Stored records

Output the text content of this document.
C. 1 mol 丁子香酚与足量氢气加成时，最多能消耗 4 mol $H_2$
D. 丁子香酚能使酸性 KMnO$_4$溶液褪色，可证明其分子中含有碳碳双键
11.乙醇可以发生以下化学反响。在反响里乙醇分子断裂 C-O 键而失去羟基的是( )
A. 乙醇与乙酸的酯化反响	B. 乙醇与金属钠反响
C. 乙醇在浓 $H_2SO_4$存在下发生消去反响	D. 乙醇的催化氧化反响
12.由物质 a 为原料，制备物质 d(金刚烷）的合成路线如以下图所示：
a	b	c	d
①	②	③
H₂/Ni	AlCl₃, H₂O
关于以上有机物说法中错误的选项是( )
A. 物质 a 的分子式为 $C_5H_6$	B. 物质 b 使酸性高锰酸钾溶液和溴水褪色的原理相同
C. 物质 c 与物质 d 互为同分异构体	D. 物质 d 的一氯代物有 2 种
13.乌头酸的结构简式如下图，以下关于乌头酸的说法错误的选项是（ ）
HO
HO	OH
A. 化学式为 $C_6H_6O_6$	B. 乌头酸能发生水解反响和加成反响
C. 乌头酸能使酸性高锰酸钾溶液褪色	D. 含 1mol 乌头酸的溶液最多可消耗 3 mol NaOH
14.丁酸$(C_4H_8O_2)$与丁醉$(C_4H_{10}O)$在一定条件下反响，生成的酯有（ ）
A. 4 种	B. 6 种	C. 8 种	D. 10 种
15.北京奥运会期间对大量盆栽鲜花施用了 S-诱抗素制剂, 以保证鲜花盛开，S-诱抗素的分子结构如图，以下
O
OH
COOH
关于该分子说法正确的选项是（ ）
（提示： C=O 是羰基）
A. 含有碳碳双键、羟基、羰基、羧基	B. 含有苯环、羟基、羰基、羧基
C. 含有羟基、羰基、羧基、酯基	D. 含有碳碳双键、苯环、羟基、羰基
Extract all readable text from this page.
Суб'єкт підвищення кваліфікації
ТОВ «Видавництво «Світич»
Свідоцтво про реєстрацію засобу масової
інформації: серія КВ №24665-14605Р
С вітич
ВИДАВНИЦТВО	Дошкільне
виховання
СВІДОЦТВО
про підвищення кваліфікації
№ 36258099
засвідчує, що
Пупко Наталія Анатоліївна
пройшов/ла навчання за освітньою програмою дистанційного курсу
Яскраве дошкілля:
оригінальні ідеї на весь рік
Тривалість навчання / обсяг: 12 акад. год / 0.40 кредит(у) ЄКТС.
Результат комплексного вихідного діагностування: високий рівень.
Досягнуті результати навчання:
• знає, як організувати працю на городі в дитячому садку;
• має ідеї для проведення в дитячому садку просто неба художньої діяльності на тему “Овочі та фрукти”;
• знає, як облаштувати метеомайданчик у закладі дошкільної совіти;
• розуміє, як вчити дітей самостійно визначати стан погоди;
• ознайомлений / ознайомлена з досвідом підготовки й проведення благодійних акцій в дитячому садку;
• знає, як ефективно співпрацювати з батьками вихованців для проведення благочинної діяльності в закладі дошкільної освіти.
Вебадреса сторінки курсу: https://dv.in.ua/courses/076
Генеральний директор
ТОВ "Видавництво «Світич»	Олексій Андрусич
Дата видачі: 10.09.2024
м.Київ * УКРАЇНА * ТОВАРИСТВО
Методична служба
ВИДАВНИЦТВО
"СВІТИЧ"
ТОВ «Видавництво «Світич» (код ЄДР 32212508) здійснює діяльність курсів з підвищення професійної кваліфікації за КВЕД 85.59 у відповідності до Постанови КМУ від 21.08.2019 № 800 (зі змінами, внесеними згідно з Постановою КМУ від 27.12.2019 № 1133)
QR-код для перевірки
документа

...

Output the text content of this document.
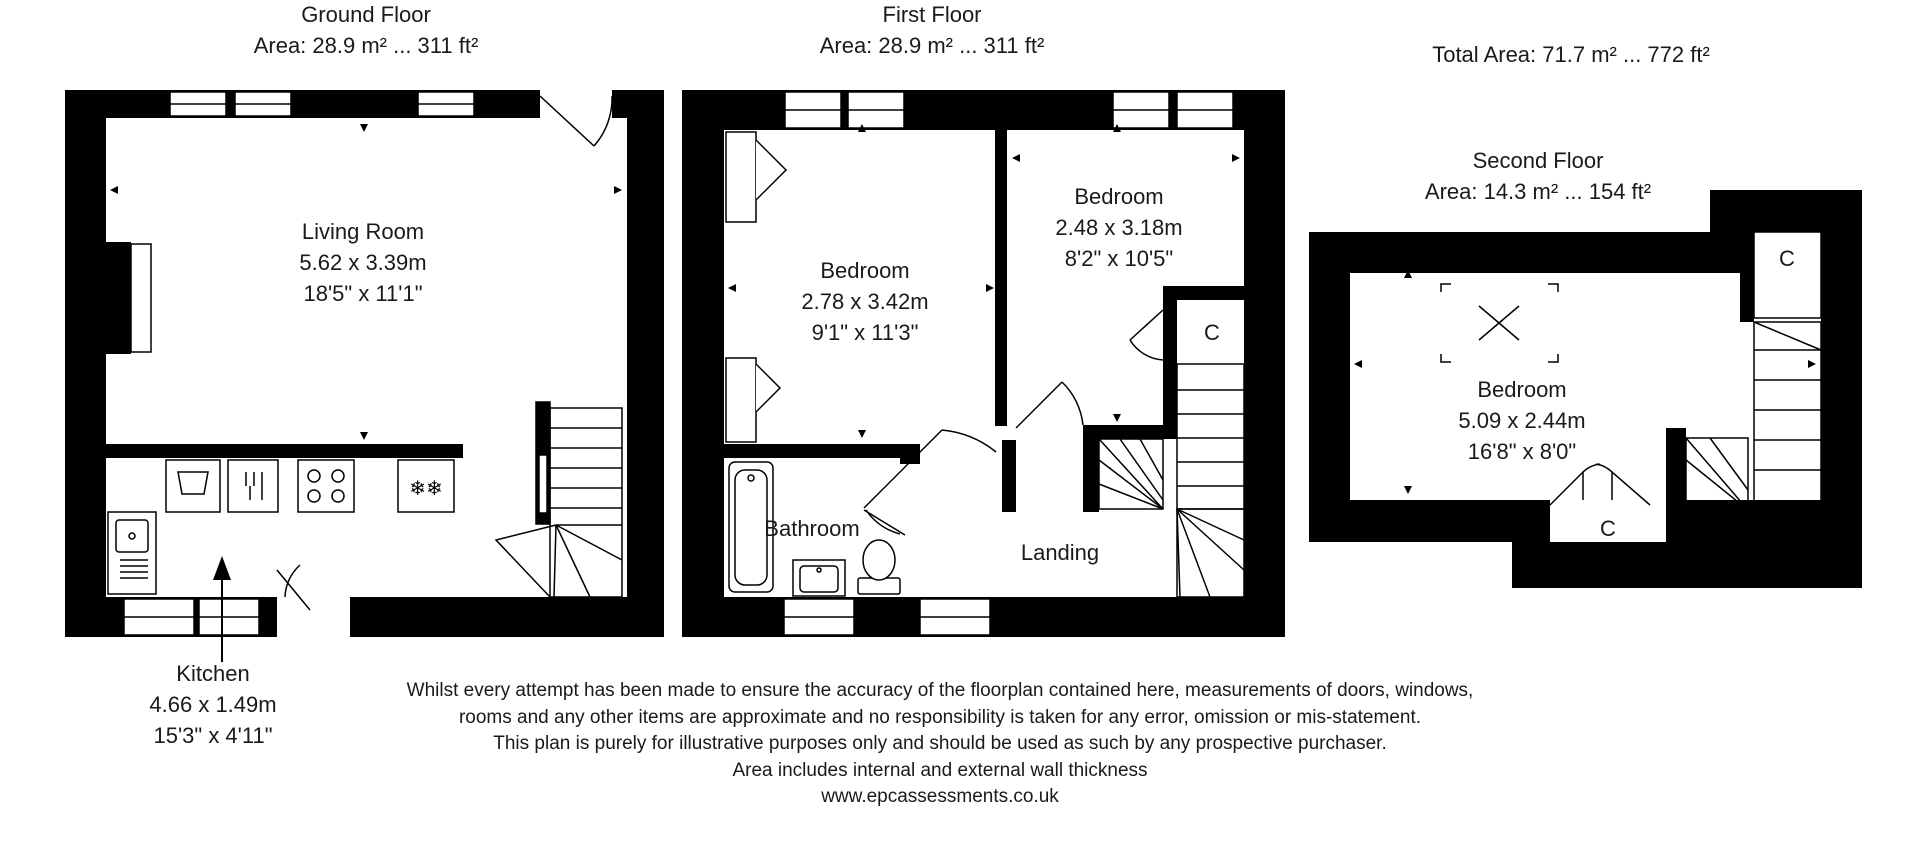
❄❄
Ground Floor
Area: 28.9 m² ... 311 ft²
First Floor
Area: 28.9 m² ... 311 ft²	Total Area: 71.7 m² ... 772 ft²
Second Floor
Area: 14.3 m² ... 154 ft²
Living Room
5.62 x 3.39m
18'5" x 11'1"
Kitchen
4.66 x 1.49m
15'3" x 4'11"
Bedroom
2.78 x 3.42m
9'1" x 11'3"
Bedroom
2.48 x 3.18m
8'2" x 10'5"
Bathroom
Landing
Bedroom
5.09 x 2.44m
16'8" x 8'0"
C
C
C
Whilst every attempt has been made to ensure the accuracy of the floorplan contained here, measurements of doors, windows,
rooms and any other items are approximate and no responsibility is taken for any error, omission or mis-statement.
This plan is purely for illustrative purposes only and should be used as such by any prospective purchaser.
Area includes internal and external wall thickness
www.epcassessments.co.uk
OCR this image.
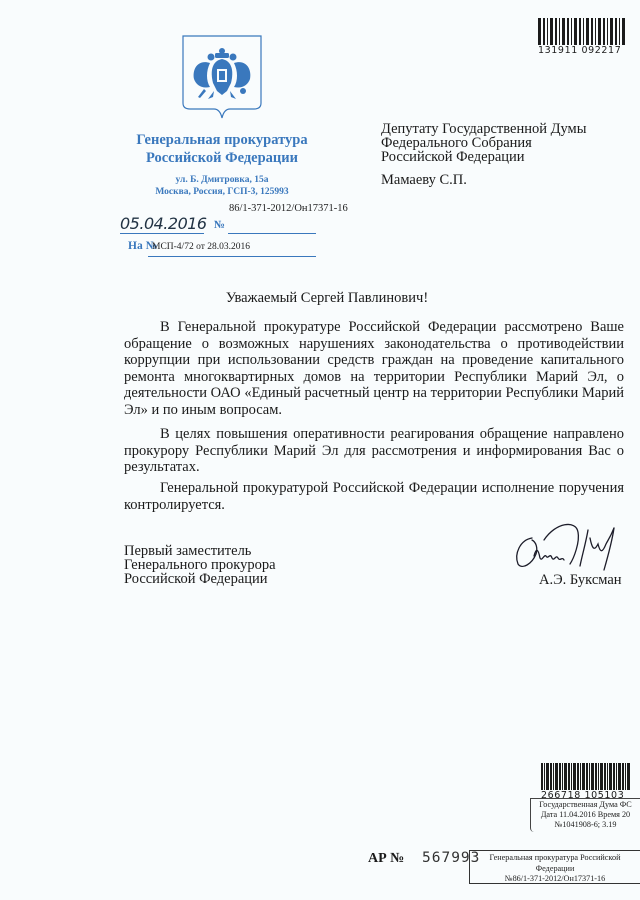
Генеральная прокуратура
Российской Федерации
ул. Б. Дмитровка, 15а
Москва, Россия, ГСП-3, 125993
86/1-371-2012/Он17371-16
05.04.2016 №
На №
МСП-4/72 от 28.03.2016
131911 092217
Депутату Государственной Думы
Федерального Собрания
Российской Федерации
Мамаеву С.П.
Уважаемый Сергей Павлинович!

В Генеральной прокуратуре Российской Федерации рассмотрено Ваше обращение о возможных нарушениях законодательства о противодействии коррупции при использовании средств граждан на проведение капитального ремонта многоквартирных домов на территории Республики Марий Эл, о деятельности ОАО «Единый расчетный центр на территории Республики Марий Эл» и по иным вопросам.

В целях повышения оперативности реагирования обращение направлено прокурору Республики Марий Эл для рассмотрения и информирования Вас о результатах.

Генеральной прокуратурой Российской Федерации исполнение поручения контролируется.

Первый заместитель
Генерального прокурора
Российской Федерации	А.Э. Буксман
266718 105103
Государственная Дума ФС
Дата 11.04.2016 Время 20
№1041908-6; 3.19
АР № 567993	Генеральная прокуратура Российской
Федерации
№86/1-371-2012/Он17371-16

## WRITTEN EXERCISE
Show every line in the entries where the string "кваліфікації" occurs.

## ANSWER FOR THIS EXERCISE
Суб'єкт підвищення кваліфікації
про підвищення кваліфікації
ТОВ «Видавництво «Світич» (код ЄДР 32212508) здійснює діяльність курсів з підвищення професійної кваліфікації за КВЕД 85.59 у відповідності до Постанови КМУ від 21.08.2019 № 800 (зі змінами, внесеними згідно з Постановою КМУ від 27.12.2019 № 1133)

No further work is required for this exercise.